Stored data
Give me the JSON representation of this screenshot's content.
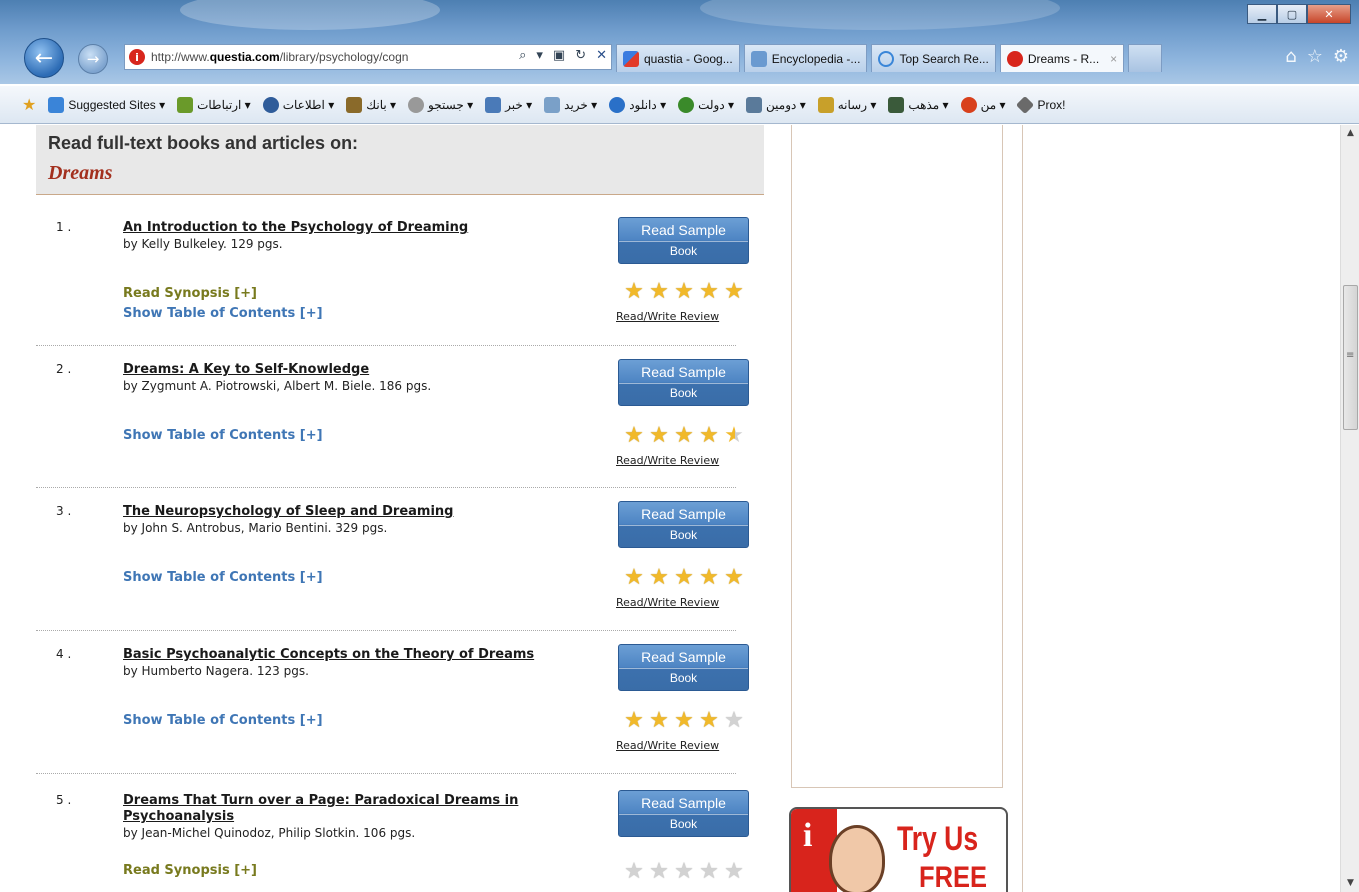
{
  "browser": {
    "url_prefix": "http://www.",
    "url_domain": "questia.com",
    "url_path": "/library/psychology/cogn",
    "tabs": [
      {
        "label": "quastia - Goog...",
        "icon": "google-icon",
        "active": false
      },
      {
        "label": "Encyclopedia -...",
        "icon": "encyclopedia-icon",
        "active": false
      },
      {
        "label": "Top Search Re...",
        "icon": "ie-icon",
        "active": false
      },
      {
        "label": "Dreams - R...",
        "icon": "info-icon",
        "active": true
      }
    ],
    "close_tab": "×"
  },
  "favorites": [
    {
      "label": "Suggested Sites ▾",
      "icon": "ie-suggested-icon",
      "color": "#3a84d8"
    },
    {
      "label": "ارتباطات ▾",
      "icon": "network-icon",
      "color": "#6a9a2a"
    },
    {
      "label": "اطلاعات ▾",
      "icon": "question-icon",
      "color": "#2f5c9a"
    },
    {
      "label": "بانك ▾",
      "icon": "bank-icon",
      "color": "#8a6a2a"
    },
    {
      "label": "جستجو ▾",
      "icon": "search-icon",
      "color": "#666666"
    },
    {
      "label": "خبر ▾",
      "icon": "news-icon",
      "color": "#4a7ab8"
    },
    {
      "label": "خريد ▾",
      "icon": "shop-icon",
      "color": "#7aa0c8"
    },
    {
      "label": "دانلود ▾",
      "icon": "download-icon",
      "color": "#2a70c8"
    },
    {
      "label": "دولت ▾",
      "icon": "tree-icon",
      "color": "#3a8a2a"
    },
    {
      "label": "دومين ▾",
      "icon": "domain-icon",
      "color": "#5a7a9a"
    },
    {
      "label": "رسانه ▾",
      "icon": "media-icon",
      "color": "#c8a02a"
    },
    {
      "label": "مذهب ▾",
      "icon": "religion-icon",
      "color": "#3a5a3a"
    },
    {
      "label": "من ▾",
      "icon": "person-icon",
      "color": "#d8401c"
    },
    {
      "label": "Prox!",
      "icon": "proxy-icon",
      "color": "#6a6a6a"
    }
  ],
  "header": {
    "title": "Read full-text books and articles on:",
    "topic": "Dreams"
  },
  "results": [
    {
      "num": "1 .",
      "title": "An Introduction to the Psychology of Dreaming",
      "byline": "by Kelly Bulkeley. 129 pgs.",
      "synopsis": "Read Synopsis [+]",
      "toc": "Show Table of Contents [+]",
      "button_l1": "Read Sample",
      "button_l2": "Book",
      "rating": 5,
      "review": "Read/Write Review"
    },
    {
      "num": "2 .",
      "title": "Dreams: A Key to Self-Knowledge",
      "byline": "by Zygmunt A. Piotrowski, Albert M. Biele. 186 pgs.",
      "synopsis": "",
      "toc": "Show Table of Contents [+]",
      "button_l1": "Read Sample",
      "button_l2": "Book",
      "rating": 4.5,
      "review": "Read/Write Review"
    },
    {
      "num": "3 .",
      "title": "The Neuropsychology of Sleep and Dreaming",
      "byline": "by John S. Antrobus, Mario Bentini. 329 pgs.",
      "synopsis": "",
      "toc": "Show Table of Contents [+]",
      "button_l1": "Read Sample",
      "button_l2": "Book",
      "rating": 5,
      "review": "Read/Write Review"
    },
    {
      "num": "4 .",
      "title": "Basic Psychoanalytic Concepts on the Theory of Dreams",
      "byline": "by Humberto Nagera. 123 pgs.",
      "synopsis": "",
      "toc": "Show Table of Contents [+]",
      "button_l1": "Read Sample",
      "button_l2": "Book",
      "rating": 4,
      "review": "Read/Write Review"
    },
    {
      "num": "5 .",
      "title": "Dreams That Turn over a Page: Paradoxical Dreams in Psychoanalysis",
      "byline": "by Jean-Michel Quinodoz, Philip Slotkin. 106 pgs.",
      "synopsis": "Read Synopsis [+]",
      "toc": "",
      "button_l1": "Read Sample",
      "button_l2": "Book",
      "rating": 0,
      "review": ""
    }
  ],
  "ad": {
    "badge": "i",
    "line1": "Try Us",
    "line2": "FREE"
  }
}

◆ **What is required**:
Without the pictures, output the full listing exactly as it stands.

◆ **Task solution**:
Give me the JSON representation of this screenshot's content.
{
  "browser": {
    "url_prefix": "http://www.",
    "url_domain": "questia.com",
    "url_path": "/library/psychology/cogn",
    "tabs": [
      {
        "label": "quastia - Goog...",
        "icon": "google-icon",
        "active": false
      },
      {
        "label": "Encyclopedia -...",
        "icon": "encyclopedia-icon",
        "active": false
      },
      {
        "label": "Top Search Re...",
        "icon": "ie-icon",
        "active": false
      },
      {
        "label": "Dreams - R...",
        "icon": "info-icon",
        "active": true
      }
    ],
    "close_tab": "×"
  },
  "favorites": [
    {
      "label": "Suggested Sites ▾",
      "icon": "ie-suggested-icon",
      "color": "#3a84d8"
    },
    {
      "label": "ارتباطات ▾",
      "icon": "network-icon",
      "color": "#6a9a2a"
    },
    {
      "label": "اطلاعات ▾",
      "icon": "question-icon",
      "color": "#2f5c9a"
    },
    {
      "label": "بانك ▾",
      "icon": "bank-icon",
      "color": "#8a6a2a"
    },
    {
      "label": "جستجو ▾",
      "icon": "search-icon",
      "color": "#666666"
    },
    {
      "label": "خبر ▾",
      "icon": "news-icon",
      "color": "#4a7ab8"
    },
    {
      "label": "خريد ▾",
      "icon": "shop-icon",
      "color": "#7aa0c8"
    },
    {
      "label": "دانلود ▾",
      "icon": "download-icon",
      "color": "#2a70c8"
    },
    {
      "label": "دولت ▾",
      "icon": "tree-icon",
      "color": "#3a8a2a"
    },
    {
      "label": "دومين ▾",
      "icon": "domain-icon",
      "color": "#5a7a9a"
    },
    {
      "label": "رسانه ▾",
      "icon": "media-icon",
      "color": "#c8a02a"
    },
    {
      "label": "مذهب ▾",
      "icon": "religion-icon",
      "color": "#3a5a3a"
    },
    {
      "label": "من ▾",
      "icon": "person-icon",
      "color": "#d8401c"
    },
    {
      "label": "Prox!",
      "icon": "proxy-icon",
      "color": "#6a6a6a"
    }
  ],
  "header": {
    "title": "Read full-text books and articles on:",
    "topic": "Dreams"
  },
  "results": [
    {
      "num": "1 .",
      "title": "An Introduction to the Psychology of Dreaming",
      "byline": "by Kelly Bulkeley. 129 pgs.",
      "synopsis": "Read Synopsis [+]",
      "toc": "Show Table of Contents [+]",
      "button_l1": "Read Sample",
      "button_l2": "Book",
      "rating": 5,
      "review": "Read/Write Review"
    },
    {
      "num": "2 .",
      "title": "Dreams: A Key to Self-Knowledge",
      "byline": "by Zygmunt A. Piotrowski, Albert M. Biele. 186 pgs.",
      "synopsis": "",
      "toc": "Show Table of Contents [+]",
      "button_l1": "Read Sample",
      "button_l2": "Book",
      "rating": 4.5,
      "review": "Read/Write Review"
    },
    {
      "num": "3 .",
      "title": "The Neuropsychology of Sleep and Dreaming",
      "byline": "by John S. Antrobus, Mario Bentini. 329 pgs.",
      "synopsis": "",
      "toc": "Show Table of Contents [+]",
      "button_l1": "Read Sample",
      "button_l2": "Book",
      "rating": 5,
      "review": "Read/Write Review"
    },
    {
      "num": "4 .",
      "title": "Basic Psychoanalytic Concepts on the Theory of Dreams",
      "byline": "by Humberto Nagera. 123 pgs.",
      "synopsis": "",
      "toc": "Show Table of Contents [+]",
      "button_l1": "Read Sample",
      "button_l2": "Book",
      "rating": 4,
      "review": "Read/Write Review"
    },
    {
      "num": "5 .",
      "title": "Dreams That Turn over a Page: Paradoxical Dreams in Psychoanalysis",
      "byline": "by Jean-Michel Quinodoz, Philip Slotkin. 106 pgs.",
      "synopsis": "Read Synopsis [+]",
      "toc": "",
      "button_l1": "Read Sample",
      "button_l2": "Book",
      "rating": 0,
      "review": ""
    }
  ],
  "ad": {
    "badge": "i",
    "line1": "Try Us",
    "line2": "FREE"
  }
}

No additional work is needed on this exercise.